### What the task requires
Please retype the records below exactly, leaving out any pictures.

----------------

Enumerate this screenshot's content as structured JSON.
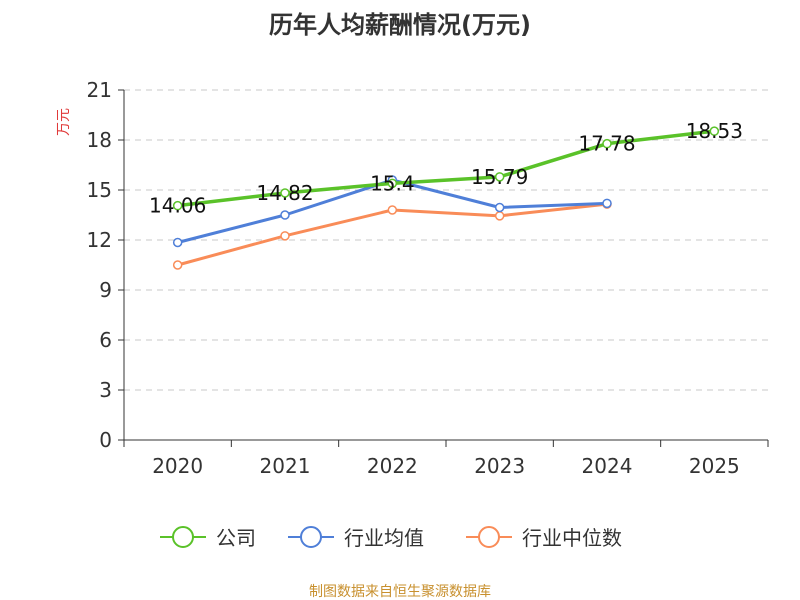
{
  "chart_data": {
    "type": "line",
    "title": "历年人均薪酬情况(万元)",
    "ylabel": "万元",
    "xlabel": "",
    "categories": [
      "2020",
      "2021",
      "2022",
      "2023",
      "2024",
      "2025"
    ],
    "ylim": [
      0,
      21
    ],
    "yticks": [
      0,
      3,
      6,
      9,
      12,
      15,
      18,
      21
    ],
    "grid": true,
    "legend_position": "bottom",
    "series": [
      {
        "name": "公司",
        "color": "#5ac229",
        "values": [
          14.06,
          14.82,
          15.4,
          15.79,
          17.78,
          18.53
        ],
        "labels": [
          "14.06",
          "14.82",
          "15.4",
          "15.79",
          "17.78",
          "18.53"
        ]
      },
      {
        "name": "行业均值",
        "color": "#4f7fd8",
        "values": [
          11.85,
          13.5,
          15.6,
          13.95,
          14.2,
          null
        ]
      },
      {
        "name": "行业中位数",
        "color": "#f98c58",
        "values": [
          10.5,
          12.25,
          13.8,
          13.45,
          14.15,
          null
        ]
      }
    ]
  },
  "source_note": "制图数据来自恒生聚源数据库"
}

----------------

### Response to this task
Enumerate this screenshot's content as structured JSON.
{
  "chart_data": {
    "type": "line",
    "title": "历年人均薪酬情况(万元)",
    "ylabel": "万元",
    "xlabel": "",
    "categories": [
      "2020",
      "2021",
      "2022",
      "2023",
      "2024",
      "2025"
    ],
    "ylim": [
      0,
      21
    ],
    "yticks": [
      0,
      3,
      6,
      9,
      12,
      15,
      18,
      21
    ],
    "grid": true,
    "legend_position": "bottom",
    "series": [
      {
        "name": "公司",
        "color": "#5ac229",
        "values": [
          14.06,
          14.82,
          15.4,
          15.79,
          17.78,
          18.53
        ],
        "labels": [
          "14.06",
          "14.82",
          "15.4",
          "15.79",
          "17.78",
          "18.53"
        ]
      },
      {
        "name": "行业均值",
        "color": "#4f7fd8",
        "values": [
          11.85,
          13.5,
          15.6,
          13.95,
          14.2,
          null
        ]
      },
      {
        "name": "行业中位数",
        "color": "#f98c58",
        "values": [
          10.5,
          12.25,
          13.8,
          13.45,
          14.15,
          null
        ]
      }
    ]
  },
  "source_note": "制图数据来自恒生聚源数据库"
}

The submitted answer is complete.